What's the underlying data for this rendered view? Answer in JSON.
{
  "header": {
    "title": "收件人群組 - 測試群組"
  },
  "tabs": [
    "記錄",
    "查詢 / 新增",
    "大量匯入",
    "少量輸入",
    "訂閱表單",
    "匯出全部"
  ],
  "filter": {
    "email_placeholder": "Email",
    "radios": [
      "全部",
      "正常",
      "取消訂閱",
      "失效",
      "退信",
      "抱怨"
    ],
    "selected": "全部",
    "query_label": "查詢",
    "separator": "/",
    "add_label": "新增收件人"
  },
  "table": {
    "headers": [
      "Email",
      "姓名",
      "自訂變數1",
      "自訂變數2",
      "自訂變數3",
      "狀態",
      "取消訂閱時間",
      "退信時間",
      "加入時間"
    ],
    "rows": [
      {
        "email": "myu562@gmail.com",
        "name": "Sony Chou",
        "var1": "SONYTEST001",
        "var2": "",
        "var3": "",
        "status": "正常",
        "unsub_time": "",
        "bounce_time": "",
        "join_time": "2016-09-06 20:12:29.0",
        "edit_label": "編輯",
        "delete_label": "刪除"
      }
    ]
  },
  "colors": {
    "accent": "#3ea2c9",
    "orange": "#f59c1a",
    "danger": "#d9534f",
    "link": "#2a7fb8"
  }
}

▸ **Job**:
Repeat the material in full, exactly as it stands.

▸ **Task answer**:
What's the underlying data for this rendered view? Answer in JSON.
{
  "header": {
    "title": "收件人群組 - 測試群組"
  },
  "tabs": [
    "記錄",
    "查詢 / 新增",
    "大量匯入",
    "少量輸入",
    "訂閱表單",
    "匯出全部"
  ],
  "filter": {
    "email_placeholder": "Email",
    "radios": [
      "全部",
      "正常",
      "取消訂閱",
      "失效",
      "退信",
      "抱怨"
    ],
    "selected": "全部",
    "query_label": "查詢",
    "separator": "/",
    "add_label": "新增收件人"
  },
  "table": {
    "headers": [
      "Email",
      "姓名",
      "自訂變數1",
      "自訂變數2",
      "自訂變數3",
      "狀態",
      "取消訂閱時間",
      "退信時間",
      "加入時間"
    ],
    "rows": [
      {
        "email": "myu562@gmail.com",
        "name": "Sony Chou",
        "var1": "SONYTEST001",
        "var2": "",
        "var3": "",
        "status": "正常",
        "unsub_time": "",
        "bounce_time": "",
        "join_time": "2016-09-06 20:12:29.0",
        "edit_label": "編輯",
        "delete_label": "刪除"
      }
    ]
  },
  "colors": {
    "accent": "#3ea2c9",
    "orange": "#f59c1a",
    "danger": "#d9534f",
    "link": "#2a7fb8"
  }
}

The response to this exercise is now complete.